* [GOAL]: Transcribe the entries exactly; images are not part of the copy.

* [DATASET]:
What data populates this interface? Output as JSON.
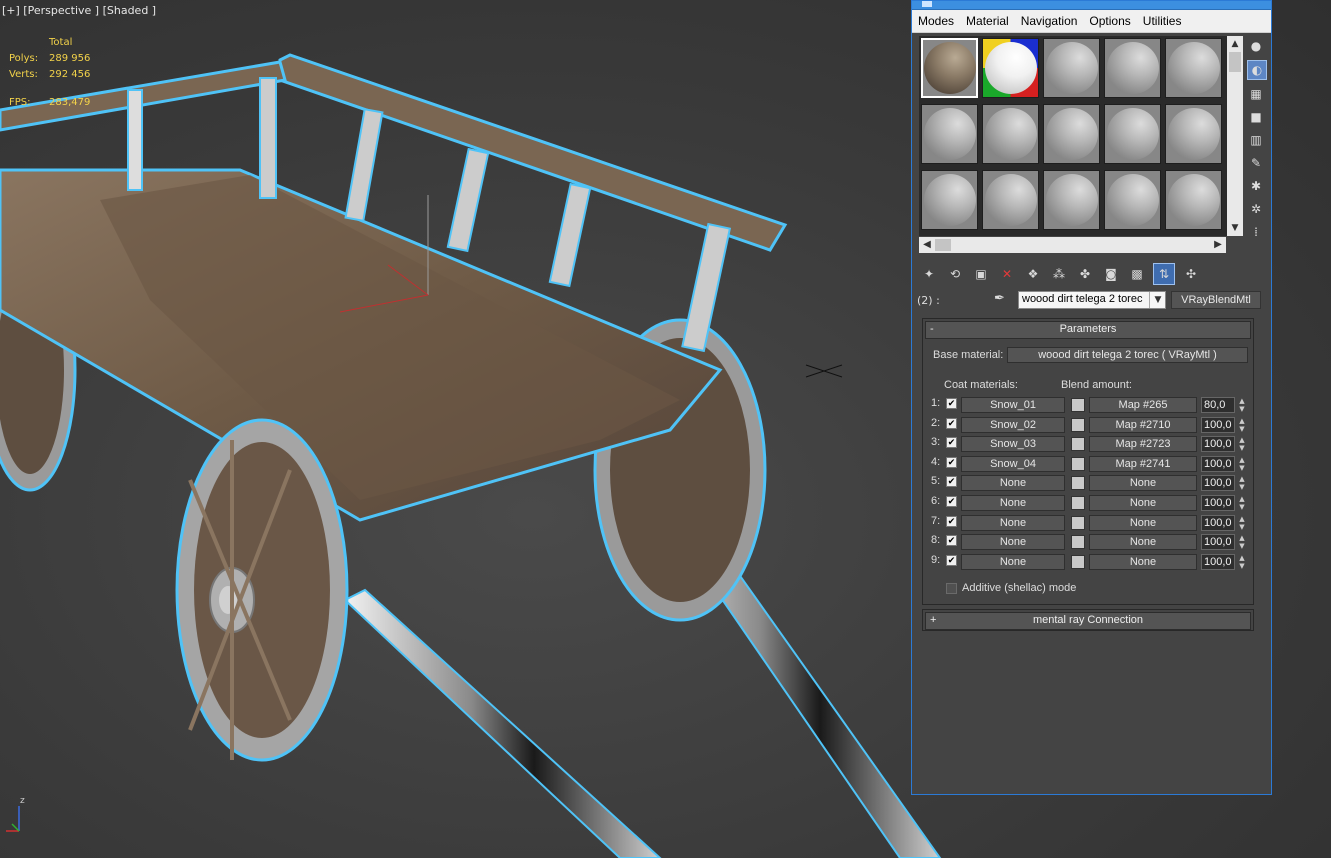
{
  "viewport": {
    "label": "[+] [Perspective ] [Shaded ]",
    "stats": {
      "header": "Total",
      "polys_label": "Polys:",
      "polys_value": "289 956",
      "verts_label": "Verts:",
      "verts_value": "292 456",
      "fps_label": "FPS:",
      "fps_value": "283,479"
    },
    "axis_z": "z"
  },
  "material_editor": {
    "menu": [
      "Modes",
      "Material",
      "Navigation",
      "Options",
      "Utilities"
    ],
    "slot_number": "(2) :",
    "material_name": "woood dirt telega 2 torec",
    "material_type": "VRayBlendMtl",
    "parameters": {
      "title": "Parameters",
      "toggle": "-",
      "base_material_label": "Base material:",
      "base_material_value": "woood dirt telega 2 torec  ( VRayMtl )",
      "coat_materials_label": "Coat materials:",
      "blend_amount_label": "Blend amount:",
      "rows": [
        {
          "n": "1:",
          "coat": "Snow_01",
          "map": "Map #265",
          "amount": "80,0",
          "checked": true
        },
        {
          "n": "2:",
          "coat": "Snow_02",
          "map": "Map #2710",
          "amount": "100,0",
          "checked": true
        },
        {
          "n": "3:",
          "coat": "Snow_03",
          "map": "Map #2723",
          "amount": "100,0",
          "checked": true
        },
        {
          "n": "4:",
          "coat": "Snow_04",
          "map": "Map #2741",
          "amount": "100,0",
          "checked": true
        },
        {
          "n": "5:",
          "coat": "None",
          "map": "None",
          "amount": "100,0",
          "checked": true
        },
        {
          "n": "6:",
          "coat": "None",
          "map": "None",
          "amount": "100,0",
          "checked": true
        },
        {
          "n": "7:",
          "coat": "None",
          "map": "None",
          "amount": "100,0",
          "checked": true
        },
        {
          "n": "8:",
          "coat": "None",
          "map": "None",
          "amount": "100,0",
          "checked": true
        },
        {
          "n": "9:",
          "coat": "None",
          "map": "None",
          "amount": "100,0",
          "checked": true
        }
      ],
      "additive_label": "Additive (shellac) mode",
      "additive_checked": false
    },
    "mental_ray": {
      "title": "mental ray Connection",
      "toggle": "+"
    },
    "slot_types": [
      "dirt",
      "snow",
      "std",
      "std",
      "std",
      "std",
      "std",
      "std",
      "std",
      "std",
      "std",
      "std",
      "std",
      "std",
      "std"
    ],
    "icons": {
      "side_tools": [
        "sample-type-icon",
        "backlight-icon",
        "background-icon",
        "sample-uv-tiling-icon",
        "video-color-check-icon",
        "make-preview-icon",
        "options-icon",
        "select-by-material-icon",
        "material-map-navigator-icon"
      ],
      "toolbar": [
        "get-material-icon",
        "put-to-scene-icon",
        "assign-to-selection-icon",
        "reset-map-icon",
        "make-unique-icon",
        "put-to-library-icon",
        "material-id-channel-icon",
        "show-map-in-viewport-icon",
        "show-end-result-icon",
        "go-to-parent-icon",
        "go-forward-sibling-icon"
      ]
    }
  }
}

* [OUTPUT]:
What data populates this interface? Output as JSON.
{
  "viewport": {
    "label": "[+] [Perspective ] [Shaded ]",
    "stats": {
      "header": "Total",
      "polys_label": "Polys:",
      "polys_value": "289 956",
      "verts_label": "Verts:",
      "verts_value": "292 456",
      "fps_label": "FPS:",
      "fps_value": "283,479"
    },
    "axis_z": "z"
  },
  "material_editor": {
    "menu": [
      "Modes",
      "Material",
      "Navigation",
      "Options",
      "Utilities"
    ],
    "slot_number": "(2) :",
    "material_name": "woood dirt telega 2 torec",
    "material_type": "VRayBlendMtl",
    "parameters": {
      "title": "Parameters",
      "toggle": "-",
      "base_material_label": "Base material:",
      "base_material_value": "woood dirt telega 2 torec  ( VRayMtl )",
      "coat_materials_label": "Coat materials:",
      "blend_amount_label": "Blend amount:",
      "rows": [
        {
          "n": "1:",
          "coat": "Snow_01",
          "map": "Map #265",
          "amount": "80,0",
          "checked": true
        },
        {
          "n": "2:",
          "coat": "Snow_02",
          "map": "Map #2710",
          "amount": "100,0",
          "checked": true
        },
        {
          "n": "3:",
          "coat": "Snow_03",
          "map": "Map #2723",
          "amount": "100,0",
          "checked": true
        },
        {
          "n": "4:",
          "coat": "Snow_04",
          "map": "Map #2741",
          "amount": "100,0",
          "checked": true
        },
        {
          "n": "5:",
          "coat": "None",
          "map": "None",
          "amount": "100,0",
          "checked": true
        },
        {
          "n": "6:",
          "coat": "None",
          "map": "None",
          "amount": "100,0",
          "checked": true
        },
        {
          "n": "7:",
          "coat": "None",
          "map": "None",
          "amount": "100,0",
          "checked": true
        },
        {
          "n": "8:",
          "coat": "None",
          "map": "None",
          "amount": "100,0",
          "checked": true
        },
        {
          "n": "9:",
          "coat": "None",
          "map": "None",
          "amount": "100,0",
          "checked": true
        }
      ],
      "additive_label": "Additive (shellac) mode",
      "additive_checked": false
    },
    "mental_ray": {
      "title": "mental ray Connection",
      "toggle": "+"
    },
    "slot_types": [
      "dirt",
      "snow",
      "std",
      "std",
      "std",
      "std",
      "std",
      "std",
      "std",
      "std",
      "std",
      "std",
      "std",
      "std",
      "std"
    ],
    "icons": {
      "side_tools": [
        "sample-type-icon",
        "backlight-icon",
        "background-icon",
        "sample-uv-tiling-icon",
        "video-color-check-icon",
        "make-preview-icon",
        "options-icon",
        "select-by-material-icon",
        "material-map-navigator-icon"
      ],
      "toolbar": [
        "get-material-icon",
        "put-to-scene-icon",
        "assign-to-selection-icon",
        "reset-map-icon",
        "make-unique-icon",
        "put-to-library-icon",
        "material-id-channel-icon",
        "show-map-in-viewport-icon",
        "show-end-result-icon",
        "go-to-parent-icon",
        "go-forward-sibling-icon"
      ]
    }
  }
}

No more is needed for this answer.